Identify the lines holding "every" and copy them.

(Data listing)
##############################
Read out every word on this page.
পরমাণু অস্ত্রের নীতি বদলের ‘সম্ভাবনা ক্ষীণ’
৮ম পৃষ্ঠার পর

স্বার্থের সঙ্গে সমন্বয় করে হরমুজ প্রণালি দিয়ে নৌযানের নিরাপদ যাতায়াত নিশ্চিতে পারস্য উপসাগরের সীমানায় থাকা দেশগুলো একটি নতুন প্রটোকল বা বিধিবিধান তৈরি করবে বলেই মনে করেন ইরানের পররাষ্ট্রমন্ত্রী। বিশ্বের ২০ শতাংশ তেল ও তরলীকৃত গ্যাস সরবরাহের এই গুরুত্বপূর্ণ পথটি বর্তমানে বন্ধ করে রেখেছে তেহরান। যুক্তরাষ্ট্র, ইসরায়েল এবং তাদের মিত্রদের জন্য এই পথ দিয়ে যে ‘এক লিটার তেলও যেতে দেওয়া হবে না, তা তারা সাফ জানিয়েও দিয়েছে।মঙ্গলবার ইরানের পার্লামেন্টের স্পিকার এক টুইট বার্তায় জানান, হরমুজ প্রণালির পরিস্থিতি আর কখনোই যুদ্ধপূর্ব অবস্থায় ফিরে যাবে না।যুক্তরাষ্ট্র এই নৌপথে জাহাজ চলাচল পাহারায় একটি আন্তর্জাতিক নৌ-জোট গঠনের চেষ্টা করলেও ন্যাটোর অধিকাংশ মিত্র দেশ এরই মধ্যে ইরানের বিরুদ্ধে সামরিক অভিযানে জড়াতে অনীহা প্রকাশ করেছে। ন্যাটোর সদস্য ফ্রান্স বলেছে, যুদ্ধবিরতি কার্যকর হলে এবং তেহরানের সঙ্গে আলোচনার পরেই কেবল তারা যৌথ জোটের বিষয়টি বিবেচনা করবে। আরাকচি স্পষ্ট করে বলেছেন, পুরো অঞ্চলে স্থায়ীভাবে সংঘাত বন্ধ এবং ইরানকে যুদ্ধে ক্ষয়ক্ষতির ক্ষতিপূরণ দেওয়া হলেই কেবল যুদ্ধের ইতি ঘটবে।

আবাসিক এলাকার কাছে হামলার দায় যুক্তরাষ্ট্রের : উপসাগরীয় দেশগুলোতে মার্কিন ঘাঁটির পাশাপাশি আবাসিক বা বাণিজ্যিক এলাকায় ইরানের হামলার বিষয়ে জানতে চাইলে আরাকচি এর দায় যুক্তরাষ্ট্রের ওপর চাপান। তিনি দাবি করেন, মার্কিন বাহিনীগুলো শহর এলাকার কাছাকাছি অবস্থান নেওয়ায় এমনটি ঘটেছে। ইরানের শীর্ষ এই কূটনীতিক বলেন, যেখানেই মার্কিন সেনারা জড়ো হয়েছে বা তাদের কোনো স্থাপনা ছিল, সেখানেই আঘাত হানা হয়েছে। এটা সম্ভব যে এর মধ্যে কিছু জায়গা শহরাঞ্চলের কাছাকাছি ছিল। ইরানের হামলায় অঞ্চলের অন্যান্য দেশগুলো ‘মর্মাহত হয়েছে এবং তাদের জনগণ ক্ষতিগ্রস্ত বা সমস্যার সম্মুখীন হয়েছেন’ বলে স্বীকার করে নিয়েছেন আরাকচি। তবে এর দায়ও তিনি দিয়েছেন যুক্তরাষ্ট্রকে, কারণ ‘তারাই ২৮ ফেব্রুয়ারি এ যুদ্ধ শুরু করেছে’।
##############################
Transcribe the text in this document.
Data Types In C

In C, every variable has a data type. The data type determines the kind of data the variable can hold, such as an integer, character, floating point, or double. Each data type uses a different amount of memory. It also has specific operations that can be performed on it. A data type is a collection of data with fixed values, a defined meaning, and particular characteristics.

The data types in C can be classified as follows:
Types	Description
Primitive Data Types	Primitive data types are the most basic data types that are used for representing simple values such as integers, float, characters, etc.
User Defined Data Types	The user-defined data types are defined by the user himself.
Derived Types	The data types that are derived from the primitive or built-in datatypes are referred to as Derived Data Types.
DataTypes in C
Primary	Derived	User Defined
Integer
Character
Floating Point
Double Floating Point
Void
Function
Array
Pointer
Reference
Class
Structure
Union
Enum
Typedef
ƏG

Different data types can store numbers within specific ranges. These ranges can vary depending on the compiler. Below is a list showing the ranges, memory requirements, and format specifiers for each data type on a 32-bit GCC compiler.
##############################
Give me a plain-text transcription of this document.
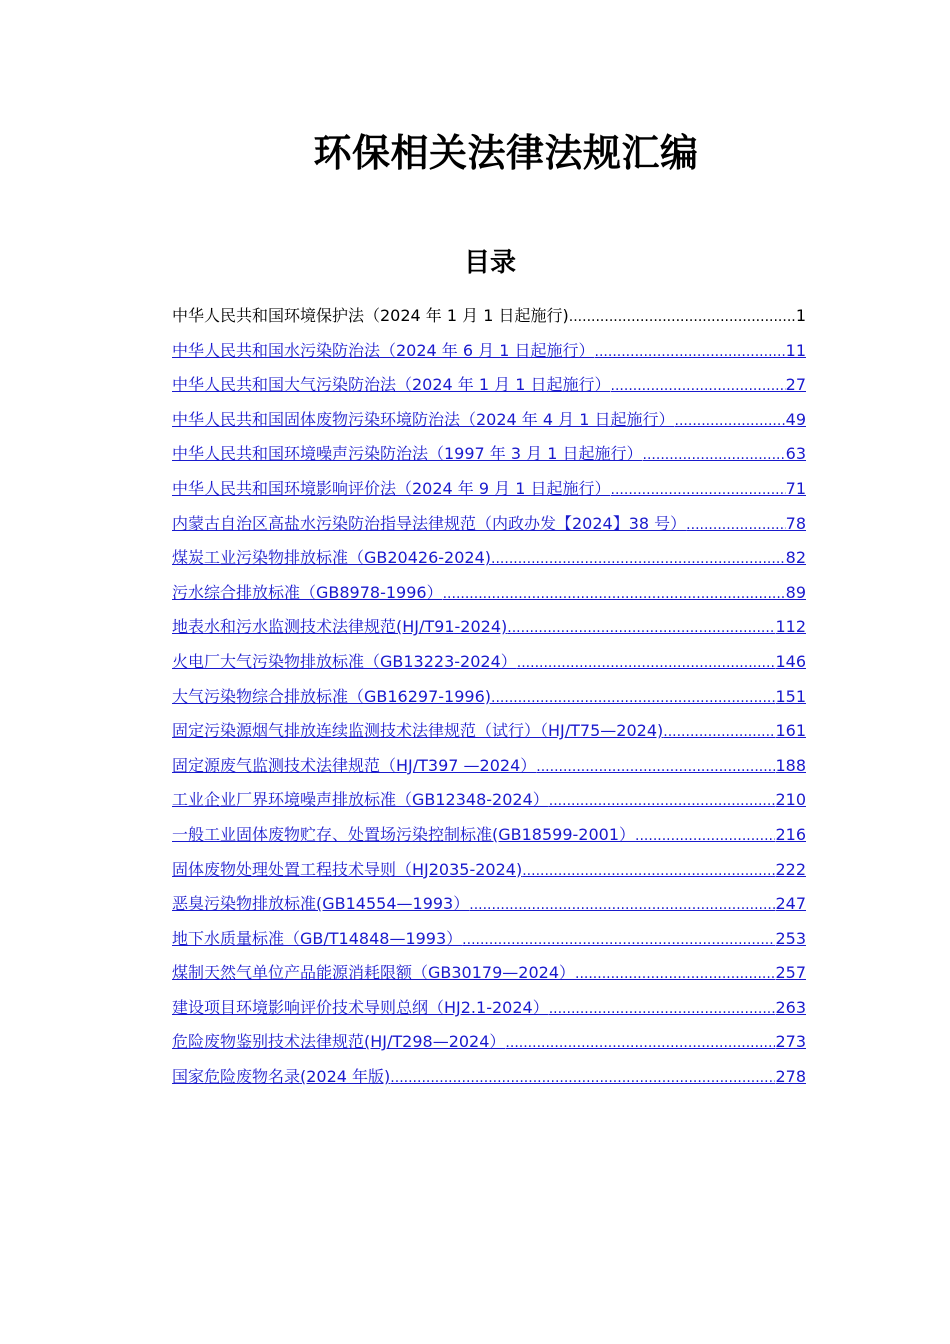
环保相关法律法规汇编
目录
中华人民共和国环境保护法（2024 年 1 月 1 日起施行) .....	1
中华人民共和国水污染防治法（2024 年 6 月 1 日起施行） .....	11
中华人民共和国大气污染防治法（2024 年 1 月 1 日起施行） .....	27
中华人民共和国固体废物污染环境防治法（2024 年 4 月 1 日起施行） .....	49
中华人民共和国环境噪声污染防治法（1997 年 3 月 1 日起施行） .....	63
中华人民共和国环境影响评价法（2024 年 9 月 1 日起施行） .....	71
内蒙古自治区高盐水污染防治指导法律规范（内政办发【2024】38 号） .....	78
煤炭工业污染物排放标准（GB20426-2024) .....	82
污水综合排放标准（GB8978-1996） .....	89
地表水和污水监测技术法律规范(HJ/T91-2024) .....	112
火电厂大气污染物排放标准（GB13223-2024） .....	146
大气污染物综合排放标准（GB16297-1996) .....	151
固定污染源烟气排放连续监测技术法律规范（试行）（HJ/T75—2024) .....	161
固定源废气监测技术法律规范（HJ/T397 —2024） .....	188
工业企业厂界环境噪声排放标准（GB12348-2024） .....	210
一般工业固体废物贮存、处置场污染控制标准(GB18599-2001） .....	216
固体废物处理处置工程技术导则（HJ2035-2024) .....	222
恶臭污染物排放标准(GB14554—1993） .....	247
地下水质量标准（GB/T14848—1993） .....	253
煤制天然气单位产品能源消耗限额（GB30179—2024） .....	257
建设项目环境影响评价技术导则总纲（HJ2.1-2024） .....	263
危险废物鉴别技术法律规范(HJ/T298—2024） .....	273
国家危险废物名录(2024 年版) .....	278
##############################
■ OUTPUT OF THE TASK ■
Read out every word on this page.
In C, every variable has a data type. The data type determines the kind of data the variable can hold, such as an integer, character, floating point, or double. Each data type uses a different amount of memory. It also has specific operations that can be performed on it. A data type is a collection of data with fixed values, a defined meaning, and particular characteristics.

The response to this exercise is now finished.